### WHAT YOU NEED TO DO
Work through the data and say how many lines contain "Cellular". The number alone is the answer.

### TASK DATA

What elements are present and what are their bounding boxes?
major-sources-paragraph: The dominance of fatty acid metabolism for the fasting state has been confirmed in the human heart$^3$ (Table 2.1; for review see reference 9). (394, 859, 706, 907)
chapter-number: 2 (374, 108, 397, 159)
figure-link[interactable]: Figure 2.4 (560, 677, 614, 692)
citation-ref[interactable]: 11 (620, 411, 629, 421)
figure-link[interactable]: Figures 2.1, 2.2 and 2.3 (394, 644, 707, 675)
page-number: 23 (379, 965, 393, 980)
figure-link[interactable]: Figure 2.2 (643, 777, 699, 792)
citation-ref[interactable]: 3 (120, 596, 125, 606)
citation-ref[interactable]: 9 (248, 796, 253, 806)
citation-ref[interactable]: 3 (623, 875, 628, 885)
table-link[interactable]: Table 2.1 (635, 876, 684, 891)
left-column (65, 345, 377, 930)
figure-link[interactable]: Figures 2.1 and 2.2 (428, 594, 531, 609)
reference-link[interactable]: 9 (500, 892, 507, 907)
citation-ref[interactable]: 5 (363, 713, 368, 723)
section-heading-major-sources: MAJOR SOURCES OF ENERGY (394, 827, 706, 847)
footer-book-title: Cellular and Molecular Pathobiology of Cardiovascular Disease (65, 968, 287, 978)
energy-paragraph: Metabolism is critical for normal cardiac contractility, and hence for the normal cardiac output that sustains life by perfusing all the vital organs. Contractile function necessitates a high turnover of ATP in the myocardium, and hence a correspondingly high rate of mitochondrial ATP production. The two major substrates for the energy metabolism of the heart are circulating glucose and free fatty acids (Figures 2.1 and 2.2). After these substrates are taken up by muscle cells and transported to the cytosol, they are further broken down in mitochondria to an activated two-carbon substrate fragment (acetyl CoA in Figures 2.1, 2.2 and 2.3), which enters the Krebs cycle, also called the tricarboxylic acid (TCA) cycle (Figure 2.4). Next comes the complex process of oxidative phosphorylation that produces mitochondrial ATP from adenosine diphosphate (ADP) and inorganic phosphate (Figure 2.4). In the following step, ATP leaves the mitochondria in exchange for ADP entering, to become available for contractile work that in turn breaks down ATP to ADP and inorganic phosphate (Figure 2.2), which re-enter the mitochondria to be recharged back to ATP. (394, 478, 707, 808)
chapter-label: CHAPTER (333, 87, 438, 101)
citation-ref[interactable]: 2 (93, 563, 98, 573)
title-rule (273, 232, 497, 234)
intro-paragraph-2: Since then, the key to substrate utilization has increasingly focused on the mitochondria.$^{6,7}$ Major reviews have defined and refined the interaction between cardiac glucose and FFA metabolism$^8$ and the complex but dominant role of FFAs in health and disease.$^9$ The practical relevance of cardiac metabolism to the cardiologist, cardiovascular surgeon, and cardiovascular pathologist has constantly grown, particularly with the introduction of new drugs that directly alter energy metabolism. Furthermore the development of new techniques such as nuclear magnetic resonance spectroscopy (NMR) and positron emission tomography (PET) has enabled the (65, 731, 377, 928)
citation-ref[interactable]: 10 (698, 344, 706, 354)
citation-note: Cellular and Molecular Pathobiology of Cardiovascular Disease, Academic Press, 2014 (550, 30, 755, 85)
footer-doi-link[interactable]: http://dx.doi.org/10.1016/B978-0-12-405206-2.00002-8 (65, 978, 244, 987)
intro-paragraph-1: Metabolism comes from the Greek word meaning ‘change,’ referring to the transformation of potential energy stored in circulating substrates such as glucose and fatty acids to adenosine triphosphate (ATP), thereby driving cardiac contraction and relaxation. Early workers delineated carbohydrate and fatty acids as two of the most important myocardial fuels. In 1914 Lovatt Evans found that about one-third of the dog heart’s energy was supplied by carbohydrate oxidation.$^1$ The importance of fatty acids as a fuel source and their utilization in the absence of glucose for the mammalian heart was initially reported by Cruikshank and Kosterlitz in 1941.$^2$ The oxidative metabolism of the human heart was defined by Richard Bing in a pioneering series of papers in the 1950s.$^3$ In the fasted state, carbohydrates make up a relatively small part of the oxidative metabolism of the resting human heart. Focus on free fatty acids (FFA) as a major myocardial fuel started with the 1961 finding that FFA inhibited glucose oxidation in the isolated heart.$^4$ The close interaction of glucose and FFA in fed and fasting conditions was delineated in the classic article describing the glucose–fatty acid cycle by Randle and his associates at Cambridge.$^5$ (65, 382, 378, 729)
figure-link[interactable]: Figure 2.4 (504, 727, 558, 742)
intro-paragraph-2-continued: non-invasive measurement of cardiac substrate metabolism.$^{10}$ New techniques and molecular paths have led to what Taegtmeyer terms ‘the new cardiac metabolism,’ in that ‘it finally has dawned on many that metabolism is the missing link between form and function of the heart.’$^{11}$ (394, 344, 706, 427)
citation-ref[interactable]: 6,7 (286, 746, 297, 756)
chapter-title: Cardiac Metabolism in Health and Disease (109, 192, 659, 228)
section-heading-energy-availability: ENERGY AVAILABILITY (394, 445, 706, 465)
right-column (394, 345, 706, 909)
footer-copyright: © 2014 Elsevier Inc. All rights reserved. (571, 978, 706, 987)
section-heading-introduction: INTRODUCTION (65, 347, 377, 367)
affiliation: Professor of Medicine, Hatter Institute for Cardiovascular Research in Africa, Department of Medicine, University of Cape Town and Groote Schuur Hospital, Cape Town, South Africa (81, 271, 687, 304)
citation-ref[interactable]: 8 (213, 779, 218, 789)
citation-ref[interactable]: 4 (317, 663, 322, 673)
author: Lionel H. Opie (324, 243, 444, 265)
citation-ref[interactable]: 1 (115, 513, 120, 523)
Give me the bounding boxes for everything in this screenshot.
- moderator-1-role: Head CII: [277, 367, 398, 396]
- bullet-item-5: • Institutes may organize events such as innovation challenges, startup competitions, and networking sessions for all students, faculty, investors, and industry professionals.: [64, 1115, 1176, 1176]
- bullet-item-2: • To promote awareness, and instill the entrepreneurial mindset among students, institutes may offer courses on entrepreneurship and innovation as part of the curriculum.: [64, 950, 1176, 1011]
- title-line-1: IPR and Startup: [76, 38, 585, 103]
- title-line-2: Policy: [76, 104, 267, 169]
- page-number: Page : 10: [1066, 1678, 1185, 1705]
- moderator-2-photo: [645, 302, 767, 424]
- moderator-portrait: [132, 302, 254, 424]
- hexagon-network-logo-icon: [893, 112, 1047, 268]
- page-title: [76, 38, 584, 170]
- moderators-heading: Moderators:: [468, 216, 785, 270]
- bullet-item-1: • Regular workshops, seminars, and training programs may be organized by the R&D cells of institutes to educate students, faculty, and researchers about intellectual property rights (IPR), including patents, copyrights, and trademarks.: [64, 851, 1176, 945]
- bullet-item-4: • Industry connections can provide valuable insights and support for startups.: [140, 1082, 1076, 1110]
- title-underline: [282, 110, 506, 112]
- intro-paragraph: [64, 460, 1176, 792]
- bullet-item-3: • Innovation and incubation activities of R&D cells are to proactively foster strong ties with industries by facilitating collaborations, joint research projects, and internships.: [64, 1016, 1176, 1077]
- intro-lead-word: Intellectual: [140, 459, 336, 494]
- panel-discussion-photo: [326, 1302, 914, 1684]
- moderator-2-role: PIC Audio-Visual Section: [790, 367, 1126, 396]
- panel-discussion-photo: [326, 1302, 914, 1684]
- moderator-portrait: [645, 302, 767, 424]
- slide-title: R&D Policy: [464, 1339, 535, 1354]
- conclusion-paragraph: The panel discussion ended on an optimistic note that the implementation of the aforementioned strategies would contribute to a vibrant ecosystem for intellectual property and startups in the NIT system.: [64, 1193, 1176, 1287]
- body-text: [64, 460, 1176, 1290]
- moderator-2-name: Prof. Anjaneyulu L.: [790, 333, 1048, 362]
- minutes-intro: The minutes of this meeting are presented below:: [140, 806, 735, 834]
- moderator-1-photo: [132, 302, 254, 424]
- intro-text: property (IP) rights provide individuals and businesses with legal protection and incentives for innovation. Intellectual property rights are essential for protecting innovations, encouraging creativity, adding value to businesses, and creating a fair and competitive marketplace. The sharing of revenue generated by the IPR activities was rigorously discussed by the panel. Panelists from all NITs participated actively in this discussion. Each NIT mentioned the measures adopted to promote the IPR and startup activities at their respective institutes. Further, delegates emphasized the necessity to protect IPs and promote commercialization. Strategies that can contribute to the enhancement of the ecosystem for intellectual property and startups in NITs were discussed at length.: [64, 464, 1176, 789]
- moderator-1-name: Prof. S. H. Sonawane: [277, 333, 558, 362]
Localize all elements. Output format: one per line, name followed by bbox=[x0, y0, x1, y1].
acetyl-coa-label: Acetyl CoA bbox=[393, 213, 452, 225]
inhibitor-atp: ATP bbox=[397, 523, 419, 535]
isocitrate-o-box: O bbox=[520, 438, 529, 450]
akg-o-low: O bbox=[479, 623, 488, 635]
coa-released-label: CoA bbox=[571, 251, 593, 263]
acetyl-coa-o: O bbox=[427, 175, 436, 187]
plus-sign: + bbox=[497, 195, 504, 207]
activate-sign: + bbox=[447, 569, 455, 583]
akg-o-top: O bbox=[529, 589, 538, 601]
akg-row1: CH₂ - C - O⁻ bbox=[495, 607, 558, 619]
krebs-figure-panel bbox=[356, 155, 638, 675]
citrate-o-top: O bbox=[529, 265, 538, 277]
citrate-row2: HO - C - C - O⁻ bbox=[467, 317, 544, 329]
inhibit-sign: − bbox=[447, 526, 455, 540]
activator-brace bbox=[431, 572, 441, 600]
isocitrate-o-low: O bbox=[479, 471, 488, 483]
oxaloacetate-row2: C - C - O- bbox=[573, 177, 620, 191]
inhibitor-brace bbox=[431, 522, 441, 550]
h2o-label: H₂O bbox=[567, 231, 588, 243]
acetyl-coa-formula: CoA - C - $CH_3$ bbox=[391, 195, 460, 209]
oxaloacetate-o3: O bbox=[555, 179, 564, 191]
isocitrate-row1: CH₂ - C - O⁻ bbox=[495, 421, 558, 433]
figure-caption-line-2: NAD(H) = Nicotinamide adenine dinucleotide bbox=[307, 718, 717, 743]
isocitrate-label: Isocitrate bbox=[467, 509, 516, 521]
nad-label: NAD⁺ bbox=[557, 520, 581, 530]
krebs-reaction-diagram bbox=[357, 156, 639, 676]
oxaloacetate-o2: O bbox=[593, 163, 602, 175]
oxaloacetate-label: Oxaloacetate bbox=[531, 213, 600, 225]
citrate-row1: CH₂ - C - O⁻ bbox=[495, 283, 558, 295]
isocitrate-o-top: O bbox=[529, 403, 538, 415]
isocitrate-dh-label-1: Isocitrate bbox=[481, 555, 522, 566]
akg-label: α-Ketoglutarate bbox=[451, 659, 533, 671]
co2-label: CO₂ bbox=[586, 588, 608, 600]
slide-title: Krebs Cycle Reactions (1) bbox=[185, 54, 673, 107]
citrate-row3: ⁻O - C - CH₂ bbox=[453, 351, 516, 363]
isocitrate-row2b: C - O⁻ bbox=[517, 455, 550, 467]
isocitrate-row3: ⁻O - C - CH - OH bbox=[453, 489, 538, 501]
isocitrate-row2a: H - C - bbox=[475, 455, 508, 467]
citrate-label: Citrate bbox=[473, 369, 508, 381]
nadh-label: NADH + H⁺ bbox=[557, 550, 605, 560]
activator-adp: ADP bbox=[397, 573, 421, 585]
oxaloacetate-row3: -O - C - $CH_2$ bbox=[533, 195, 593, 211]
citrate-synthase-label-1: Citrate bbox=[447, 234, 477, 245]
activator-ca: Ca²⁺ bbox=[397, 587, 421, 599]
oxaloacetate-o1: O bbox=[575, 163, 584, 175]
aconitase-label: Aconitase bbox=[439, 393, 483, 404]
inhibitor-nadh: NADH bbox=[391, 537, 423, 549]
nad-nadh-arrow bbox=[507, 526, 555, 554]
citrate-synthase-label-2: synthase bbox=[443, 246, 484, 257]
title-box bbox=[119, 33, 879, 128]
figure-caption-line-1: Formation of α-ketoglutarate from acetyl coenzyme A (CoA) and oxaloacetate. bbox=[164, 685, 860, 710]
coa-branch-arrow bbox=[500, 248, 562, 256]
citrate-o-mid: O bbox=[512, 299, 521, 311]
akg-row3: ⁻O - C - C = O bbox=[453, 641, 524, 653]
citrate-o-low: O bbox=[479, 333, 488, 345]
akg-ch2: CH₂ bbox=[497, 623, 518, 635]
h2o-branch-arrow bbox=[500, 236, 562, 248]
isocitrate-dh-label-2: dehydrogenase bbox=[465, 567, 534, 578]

### SOLUTION FOR THIS TASK
2